Record excerpts -
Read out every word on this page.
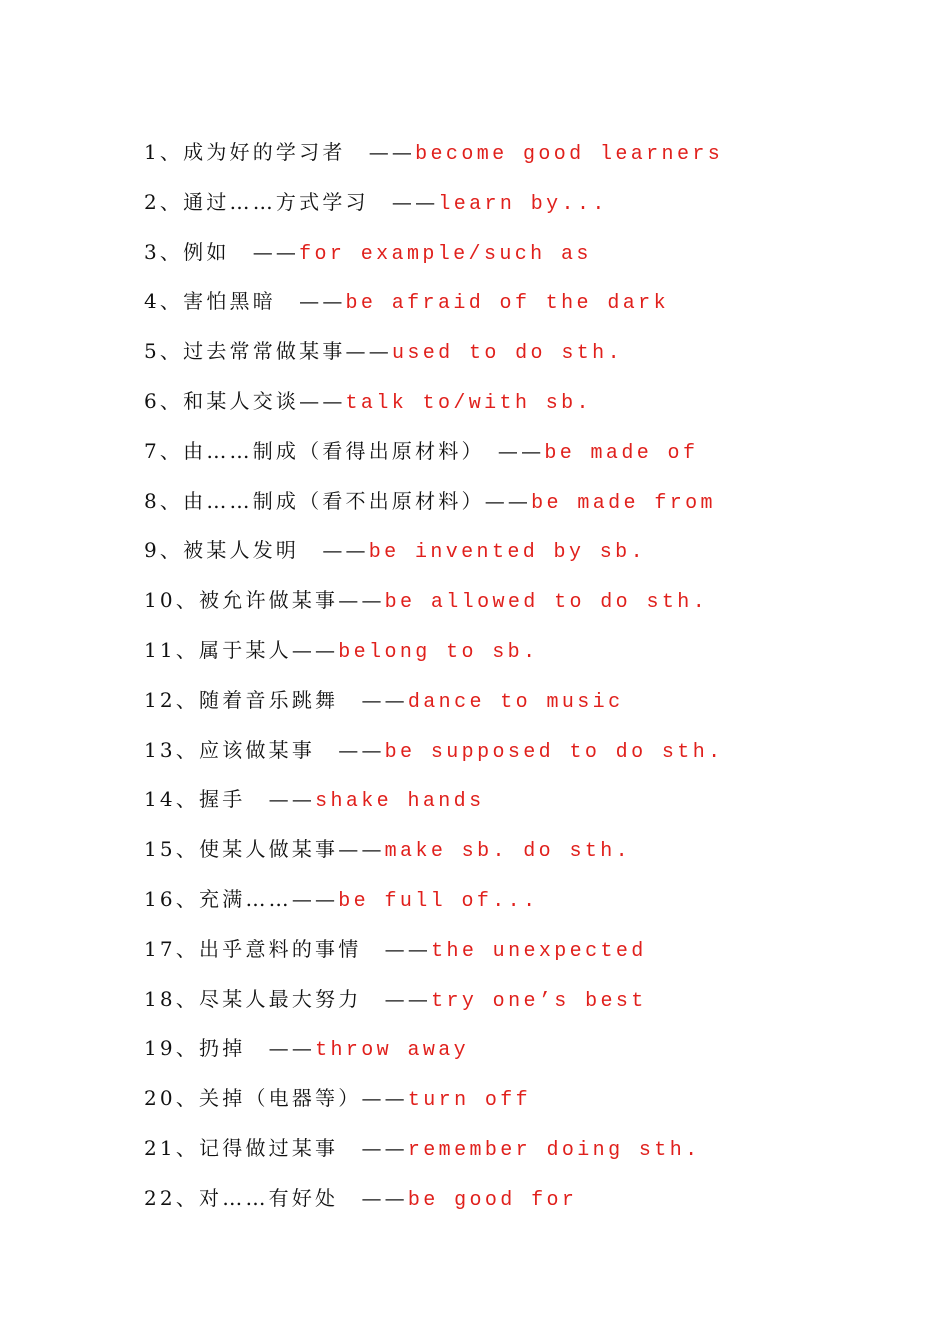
1、成为好的学习者　——become good learners
2、通过……方式学习　——learn by...
3、例如　——for example/such as
4、害怕黑暗　——be afraid of the dark
5、过去常常做某事——used to do sth.
6、和某人交谈——talk to/with sb.
7、由……制成（看得出原材料）　——be made of
8、由……制成（看不出原材料）——be made from
9、被某人发明　——be invented by sb.
10、被允许做某事——be allowed to do sth.
11、属于某人——belong to sb.
12、随着音乐跳舞　——dance to music
13、应该做某事　——be supposed to do sth.
14、握手　——shake hands
15、使某人做某事——make sb. do sth.
16、充满……——be full of...
17、出乎意料的事情　——the unexpected
18、尽某人最大努力　——try one’s best
19、扔掉　——throw away
20、关掉（电器等）——turn off
21、记得做过某事　——remember doing sth.
22、对……有好处　——be good for
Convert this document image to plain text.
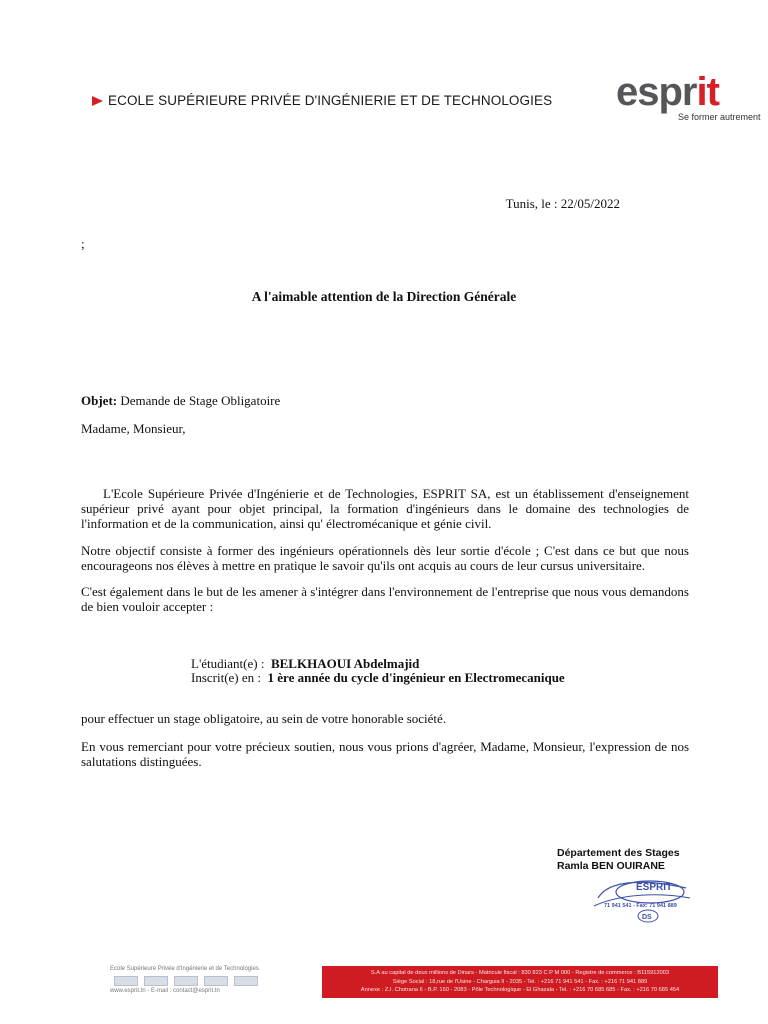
ECOLE SUPÉRIEURE PRIVÉE D'INGÉNIERIE ET DE TECHNOLOGIES esprit
Se former autrement
Tunis, le : 22/05/2022
;
A l'aimable attention de la Direction Générale
Objet: Demande de Stage Obligatoire
Madame, Monsieur,
L'Ecole Supérieure Privée d'Ingénierie et de Technologies, ESPRIT SA, est un établissement d'enseignement supérieur privé ayant pour objet principal, la formation d'ingénieurs dans le domaine des technologies de l'information et de la communication, ainsi qu' électromécanique et génie civil.
Notre objectif consiste à former des ingénieurs opérationnels dès leur sortie d'école ; C'est dans ce but que nous encourageons nos élèves à mettre en pratique le savoir qu'ils ont acquis au cours de leur cursus universitaire.
C'est également dans le but de les amener à s'intégrer dans l'environnement de l'entreprise que nous vous demandons de bien vouloir accepter :
L'étudiant(e) : BELKHAOUI Abdelmajid
Inscrit(e) en : 1 ère année du cycle d'ingénieur en Electromecanique
pour effectuer un stage obligatoire, au sein de votre honorable société.
En vous remerciant pour votre précieux soutien, nous vous prions d'agréer, Madame, Monsieur, l'expression de nos salutations distinguées.
Département des Stages
Ramla BEN OUIRANE
ESPRIT
71 941 541 - Fax: 71 941 889
DS
Ecole Supérieure Privée d'Ingénierie et de Technologies
www.esprit.tn - E-mail : contact@esprit.tn
S.A au capital de deux millions de Dinars - Matricule fiscal : 830 823 C P M 000 - Registre de commerce : B115912003
Siège Social : 18,rue de l'Usine - Charguia II - 2035 - Tel. : +216 71 941 541 - Fax. : +216 71 941 889
Annexe : Z.I. Chotrana II - B.P. 160 - 2083 - Pôle Technologique - El Ghazala - Tel. : +216 70 685 685 - Fax. : +216 70 685 454
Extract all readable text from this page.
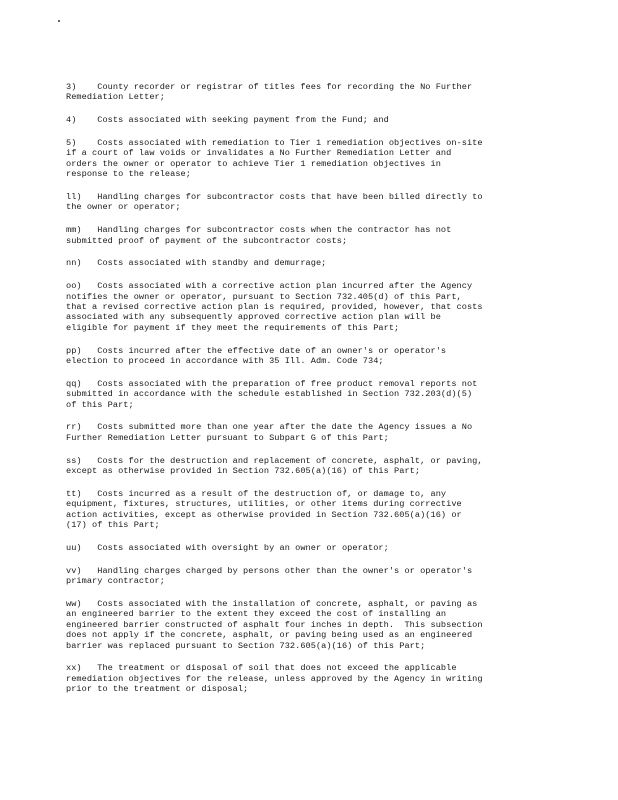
3)    County recorder or registrar of titles fees for recording the No Further
Remediation Letter;

4)    Costs associated with seeking payment from the Fund; and

5)    Costs associated with remediation to Tier 1 remediation objectives on-site
if a court of law voids or invalidates a No Further Remediation Letter and
orders the owner or operator to achieve Tier 1 remediation objectives in
response to the release;

ll)   Handling charges for subcontractor costs that have been billed directly to
the owner or operator;

mm)   Handling charges for subcontractor costs when the contractor has not
submitted proof of payment of the subcontractor costs;

nn)   Costs associated with standby and demurrage;

oo)   Costs associated with a corrective action plan incurred after the Agency
notifies the owner or operator, pursuant to Section 732.405(d) of this Part,
that a revised corrective action plan is required, provided, however, that costs
associated with any subsequently approved corrective action plan will be
eligible for payment if they meet the requirements of this Part;

pp)   Costs incurred after the effective date of an owner's or operator's
election to proceed in accordance with 35 Ill. Adm. Code 734;

qq)   Costs associated with the preparation of free product removal reports not
submitted in accordance with the schedule established in Section 732.203(d)(5)
of this Part;

rr)   Costs submitted more than one year after the date the Agency issues a No
Further Remediation Letter pursuant to Subpart G of this Part;

ss)   Costs for the destruction and replacement of concrete, asphalt, or paving,
except as otherwise provided in Section 732.605(a)(16) of this Part;

tt)   Costs incurred as a result of the destruction of, or damage to, any
equipment, fixtures, structures, utilities, or other items during corrective
action activities, except as otherwise provided in Section 732.605(a)(16) or
(17) of this Part;

uu)   Costs associated with oversight by an owner or operator;

vv)   Handling charges charged by persons other than the owner's or operator's
primary contractor;

ww)   Costs associated with the installation of concrete, asphalt, or paving as
an engineered barrier to the extent they exceed the cost of installing an
engineered barrier constructed of asphalt four inches in depth.  This subsection
does not apply if the concrete, asphalt, or paving being used as an engineered
barrier was replaced pursuant to Section 732.605(a)(16) of this Part;

xx)   The treatment or disposal of soil that does not exceed the applicable
remediation objectives for the release, unless approved by the Agency in writing
prior to the treatment or disposal;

Task to carry out -
Copy every line that contains the string "from".

Completed task -
8、由……制成（看不出原材料）——be made from
Extract all readable text from this page.
4)    Costs associated with seeking payment from the Fund; and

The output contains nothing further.